- **EXERCISE REQUIREMENTS**: Please transcribe the data that follows without the pictures, keeping every word the same.

___ THE INPUT ___

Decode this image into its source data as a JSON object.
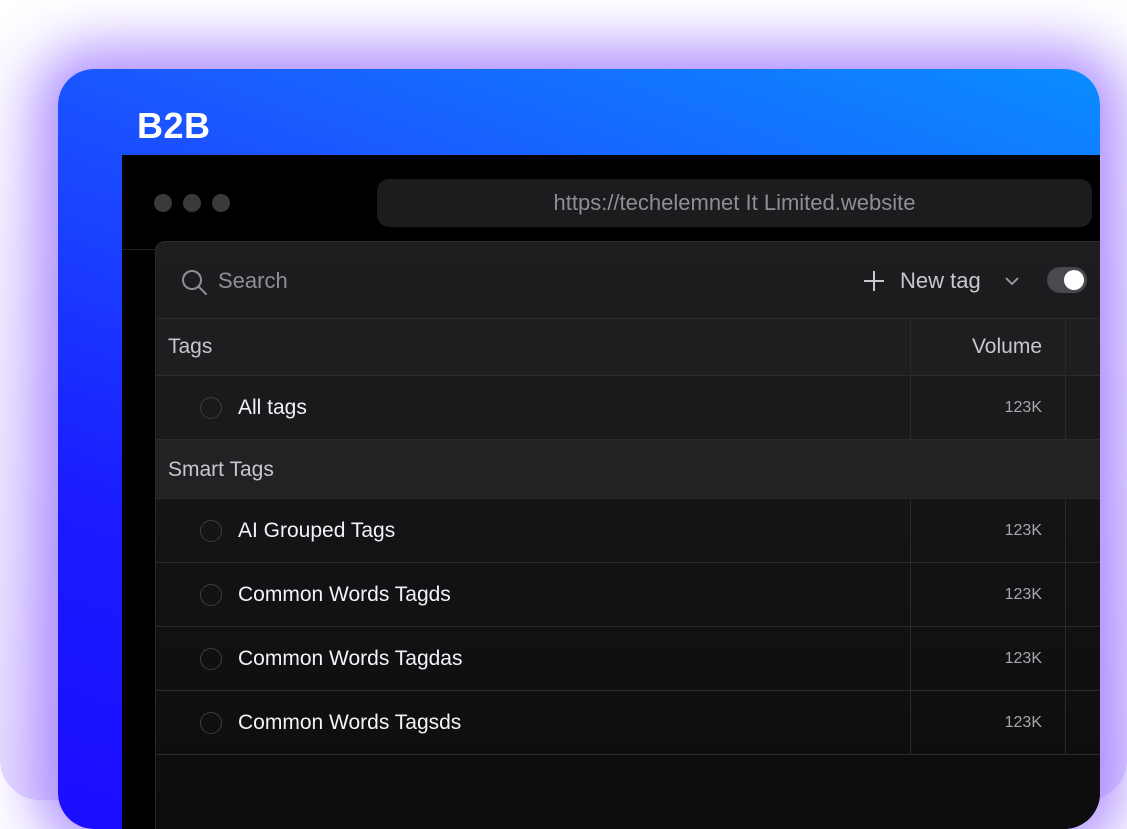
{
  "brand": {
    "title": "B2B"
  },
  "browser": {
    "url": "https://techelemnet It Limited.website"
  },
  "toolbar": {
    "search_placeholder": "Search",
    "new_tag_label": "New tag",
    "toggle_on": true
  },
  "table": {
    "headers": {
      "tags": "Tags",
      "volume": "Volume"
    },
    "all_tags": {
      "label": "All tags",
      "volume": "123K"
    },
    "section_title": "Smart Tags",
    "items": [
      {
        "label": "AI Grouped Tags",
        "volume": "123K"
      },
      {
        "label": "Common Words Tagds",
        "volume": "123K"
      },
      {
        "label": "Common Words Tagdas",
        "volume": "123K"
      },
      {
        "label": "Common Words Tagsds",
        "volume": "123K"
      }
    ]
  },
  "colors": {
    "card_gradient_start": "#0a8dff",
    "card_gradient_end": "#1b0dff",
    "glow": "#9a6eff",
    "panel_bg": "#141416"
  }
}
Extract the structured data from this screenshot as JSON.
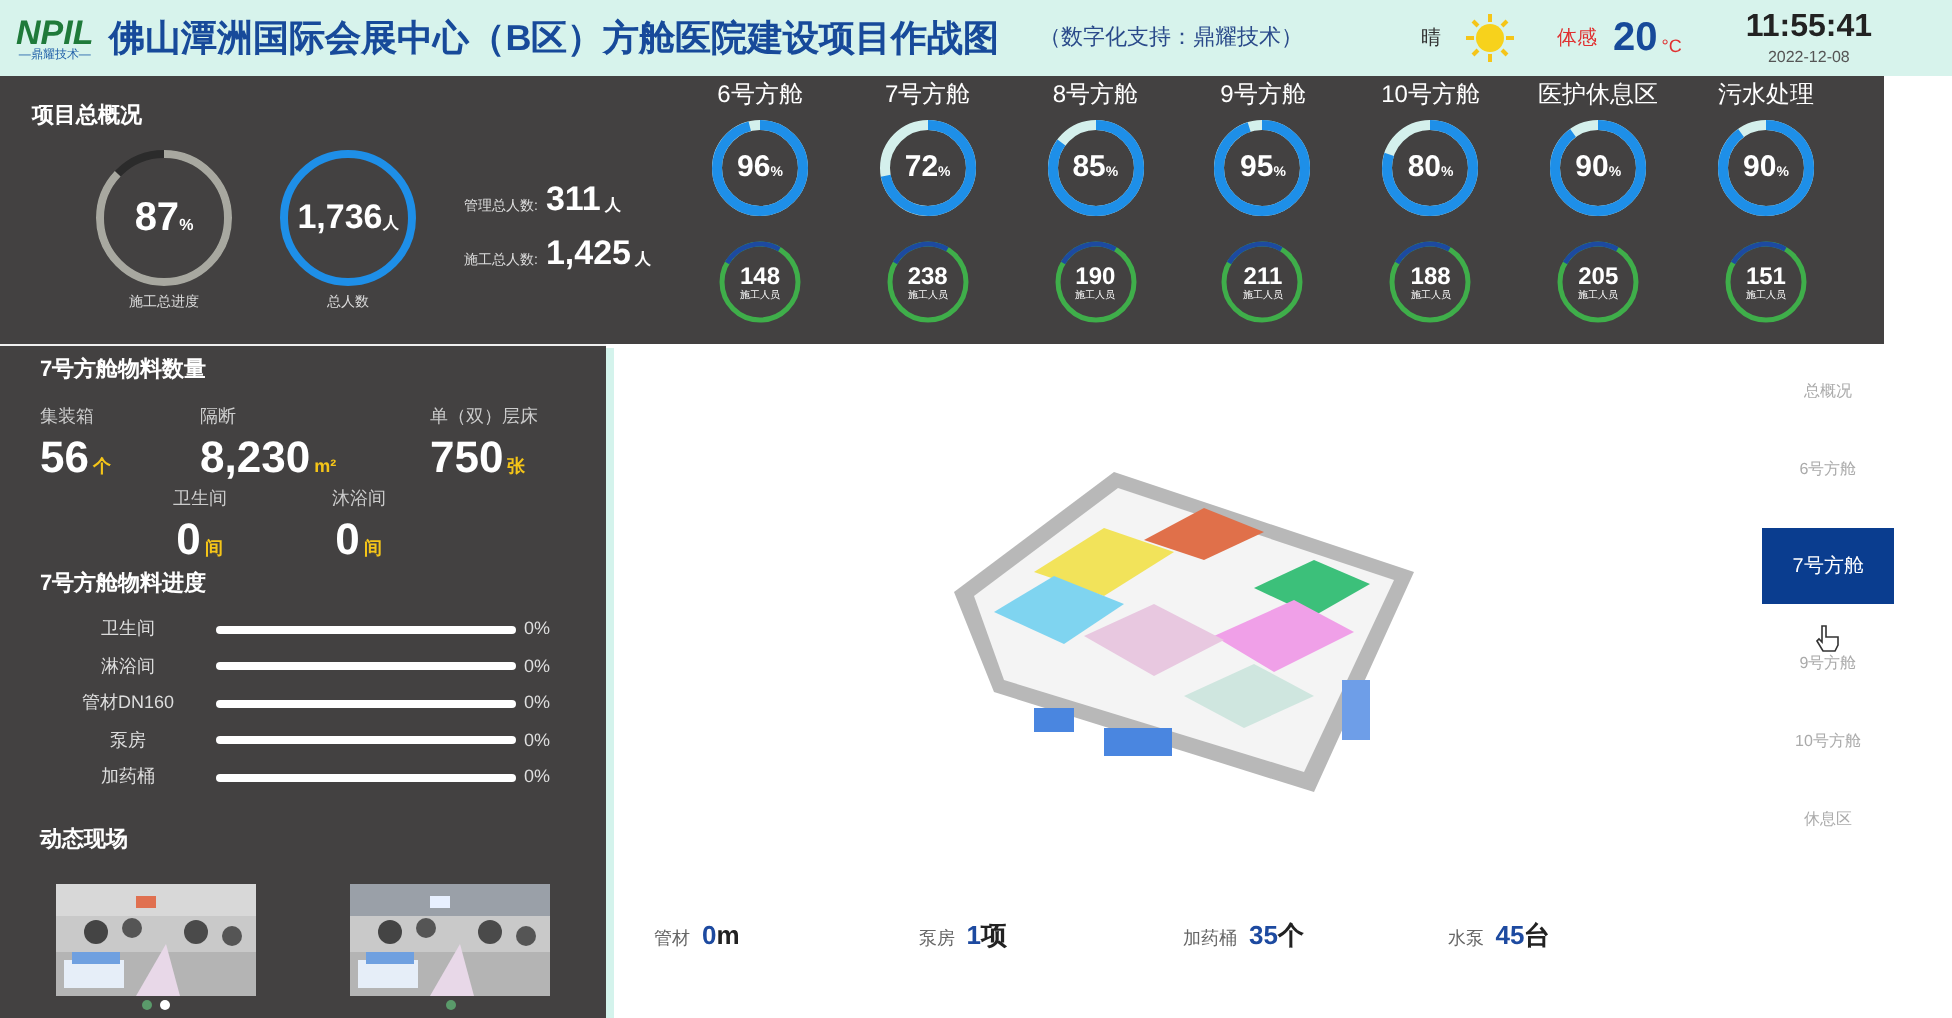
{
  "header": {
    "logo": {
      "mark": "NPIL",
      "tagline": "—鼎耀技术—"
    },
    "title": "佛山潭洲国际会展中心（B区）方舱医院建设项目作战图",
    "support": "（数字化支持：鼎耀技术）",
    "weather": {
      "condition": "晴",
      "feels_label": "体感",
      "temperature": "20",
      "unit": "°C"
    },
    "time": "11:55:41",
    "date": "2022-12-08"
  },
  "overview": {
    "title": "项目总概况",
    "progress": {
      "value": "87",
      "unit": "%",
      "label": "施工总进度",
      "level": 0.87
    },
    "total": {
      "value": "1,736",
      "unit": "人",
      "label": "总人数"
    },
    "stats": [
      {
        "label": "管理总人数:",
        "value": "311",
        "unit": "人"
      },
      {
        "label": "施工总人数:",
        "value": "1,425",
        "unit": "人"
      }
    ]
  },
  "pods": [
    {
      "name": "6号方舱",
      "percent": "96",
      "unit": "%",
      "level": 0.96,
      "workers": "148",
      "workers_label": "施工人员"
    },
    {
      "name": "7号方舱",
      "percent": "72",
      "unit": "%",
      "level": 0.72,
      "workers": "238",
      "workers_label": "施工人员"
    },
    {
      "name": "8号方舱",
      "percent": "85",
      "unit": "%",
      "level": 0.85,
      "workers": "190",
      "workers_label": "施工人员"
    },
    {
      "name": "9号方舱",
      "percent": "95",
      "unit": "%",
      "level": 0.95,
      "workers": "211",
      "workers_label": "施工人员"
    },
    {
      "name": "10号方舱",
      "percent": "80",
      "unit": "%",
      "level": 0.8,
      "workers": "188",
      "workers_label": "施工人员"
    },
    {
      "name": "医护休息区",
      "percent": "90",
      "unit": "%",
      "level": 0.9,
      "workers": "205",
      "workers_label": "施工人员"
    },
    {
      "name": "污水处理",
      "percent": "90",
      "unit": "%",
      "level": 0.9,
      "workers": "151",
      "workers_label": "施工人员"
    }
  ],
  "materials": {
    "title": "7号方舱物料数量",
    "items": [
      {
        "label": "集装箱",
        "value": "56",
        "unit": "个"
      },
      {
        "label": "隔断",
        "value": "8,230",
        "unit": "m²"
      },
      {
        "label": "单（双）层床",
        "value": "750",
        "unit": "张"
      },
      {
        "label": "卫生间",
        "value": "0",
        "unit": "间"
      },
      {
        "label": "沐浴间",
        "value": "0",
        "unit": "间"
      }
    ]
  },
  "progress": {
    "title": "7号方舱物料进度",
    "items": [
      {
        "label": "卫生间",
        "level": 0,
        "reading": "0%"
      },
      {
        "label": "淋浴间",
        "level": 0,
        "reading": "0%"
      },
      {
        "label": "管材DN160",
        "level": 0,
        "reading": "0%"
      },
      {
        "label": "泵房",
        "level": 0,
        "reading": "0%"
      },
      {
        "label": "加药桶",
        "level": 0,
        "reading": "0%"
      }
    ]
  },
  "live": {
    "title": "动态现场",
    "photos": [
      {
        "kind": "picture",
        "dots": [
          {
            "selected": false
          },
          {
            "selected": true
          }
        ]
      },
      {
        "kind": "picture",
        "dots": [
          {
            "selected": false
          }
        ]
      }
    ]
  },
  "nav": [
    {
      "label": "总概况",
      "selected": false
    },
    {
      "label": "6号方舱",
      "selected": false
    },
    {
      "label": "7号方舱",
      "selected": true
    },
    {
      "label": "9号方舱",
      "selected": false
    },
    {
      "label": "10号方舱",
      "selected": false
    },
    {
      "label": "休息区",
      "selected": false
    }
  ],
  "summary": [
    {
      "label": "管材",
      "value": "0",
      "unit": "m"
    },
    {
      "label": "泵房",
      "value": "1",
      "unit": "项"
    },
    {
      "label": "加药桶",
      "value": "35",
      "unit": "个"
    },
    {
      "label": "水泵",
      "value": "45",
      "unit": "台"
    }
  ]
}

___

- **TASK RESPONSE**:
Decode this image into its source data as a JSON object.
{
  "brand": {
    "title": "B2B"
  },
  "browser": {
    "url": "https://techelemnet It Limited.website"
  },
  "toolbar": {
    "search_placeholder": "Search",
    "new_tag_label": "New tag",
    "toggle_on": true
  },
  "table": {
    "headers": {
      "tags": "Tags",
      "volume": "Volume"
    },
    "all_tags": {
      "label": "All tags",
      "volume": "123K"
    },
    "section_title": "Smart Tags",
    "items": [
      {
        "label": "AI Grouped Tags",
        "volume": "123K"
      },
      {
        "label": "Common Words Tagds",
        "volume": "123K"
      },
      {
        "label": "Common Words Tagdas",
        "volume": "123K"
      },
      {
        "label": "Common Words Tagsds",
        "volume": "123K"
      }
    ]
  },
  "colors": {
    "card_gradient_start": "#0a8dff",
    "card_gradient_end": "#1b0dff",
    "glow": "#9a6eff",
    "panel_bg": "#141416"
  }
}
Extract the structured data from this screenshot as JSON.
{
  "header": {
    "logo": {
      "mark": "NPIL",
      "tagline": "—鼎耀技术—"
    },
    "title": "佛山潭洲国际会展中心（B区）方舱医院建设项目作战图",
    "support": "（数字化支持：鼎耀技术）",
    "weather": {
      "condition": "晴",
      "feels_label": "体感",
      "temperature": "20",
      "unit": "°C"
    },
    "time": "11:55:41",
    "date": "2022-12-08"
  },
  "overview": {
    "title": "项目总概况",
    "progress": {
      "value": "87",
      "unit": "%",
      "label": "施工总进度",
      "level": 0.87
    },
    "total": {
      "value": "1,736",
      "unit": "人",
      "label": "总人数"
    },
    "stats": [
      {
        "label": "管理总人数:",
        "value": "311",
        "unit": "人"
      },
      {
        "label": "施工总人数:",
        "value": "1,425",
        "unit": "人"
      }
    ]
  },
  "pods": [
    {
      "name": "6号方舱",
      "percent": "96",
      "unit": "%",
      "level": 0.96,
      "workers": "148",
      "workers_label": "施工人员"
    },
    {
      "name": "7号方舱",
      "percent": "72",
      "unit": "%",
      "level": 0.72,
      "workers": "238",
      "workers_label": "施工人员"
    },
    {
      "name": "8号方舱",
      "percent": "85",
      "unit": "%",
      "level": 0.85,
      "workers": "190",
      "workers_label": "施工人员"
    },
    {
      "name": "9号方舱",
      "percent": "95",
      "unit": "%",
      "level": 0.95,
      "workers": "211",
      "workers_label": "施工人员"
    },
    {
      "name": "10号方舱",
      "percent": "80",
      "unit": "%",
      "level": 0.8,
      "workers": "188",
      "workers_label": "施工人员"
    },
    {
      "name": "医护休息区",
      "percent": "90",
      "unit": "%",
      "level": 0.9,
      "workers": "205",
      "workers_label": "施工人员"
    },
    {
      "name": "污水处理",
      "percent": "90",
      "unit": "%",
      "level": 0.9,
      "workers": "151",
      "workers_label": "施工人员"
    }
  ],
  "materials": {
    "title": "7号方舱物料数量",
    "items": [
      {
        "label": "集装箱",
        "value": "56",
        "unit": "个"
      },
      {
        "label": "隔断",
        "value": "8,230",
        "unit": "m²"
      },
      {
        "label": "单（双）层床",
        "value": "750",
        "unit": "张"
      },
      {
        "label": "卫生间",
        "value": "0",
        "unit": "间"
      },
      {
        "label": "沐浴间",
        "value": "0",
        "unit": "间"
      }
    ]
  },
  "progress": {
    "title": "7号方舱物料进度",
    "items": [
      {
        "label": "卫生间",
        "level": 0,
        "reading": "0%"
      },
      {
        "label": "淋浴间",
        "level": 0,
        "reading": "0%"
      },
      {
        "label": "管材DN160",
        "level": 0,
        "reading": "0%"
      },
      {
        "label": "泵房",
        "level": 0,
        "reading": "0%"
      },
      {
        "label": "加药桶",
        "level": 0,
        "reading": "0%"
      }
    ]
  },
  "live": {
    "title": "动态现场",
    "photos": [
      {
        "kind": "picture",
        "dots": [
          {
            "selected": false
          },
          {
            "selected": true
          }
        ]
      },
      {
        "kind": "picture",
        "dots": [
          {
            "selected": false
          }
        ]
      }
    ]
  },
  "nav": [
    {
      "label": "总概况",
      "selected": false
    },
    {
      "label": "6号方舱",
      "selected": false
    },
    {
      "label": "7号方舱",
      "selected": true
    },
    {
      "label": "9号方舱",
      "selected": false
    },
    {
      "label": "10号方舱",
      "selected": false
    },
    {
      "label": "休息区",
      "selected": false
    }
  ],
  "summary": [
    {
      "label": "管材",
      "value": "0",
      "unit": "m"
    },
    {
      "label": "泵房",
      "value": "1",
      "unit": "项"
    },
    {
      "label": "加药桶",
      "value": "35",
      "unit": "个"
    },
    {
      "label": "水泵",
      "value": "45",
      "unit": "台"
    }
  ]
}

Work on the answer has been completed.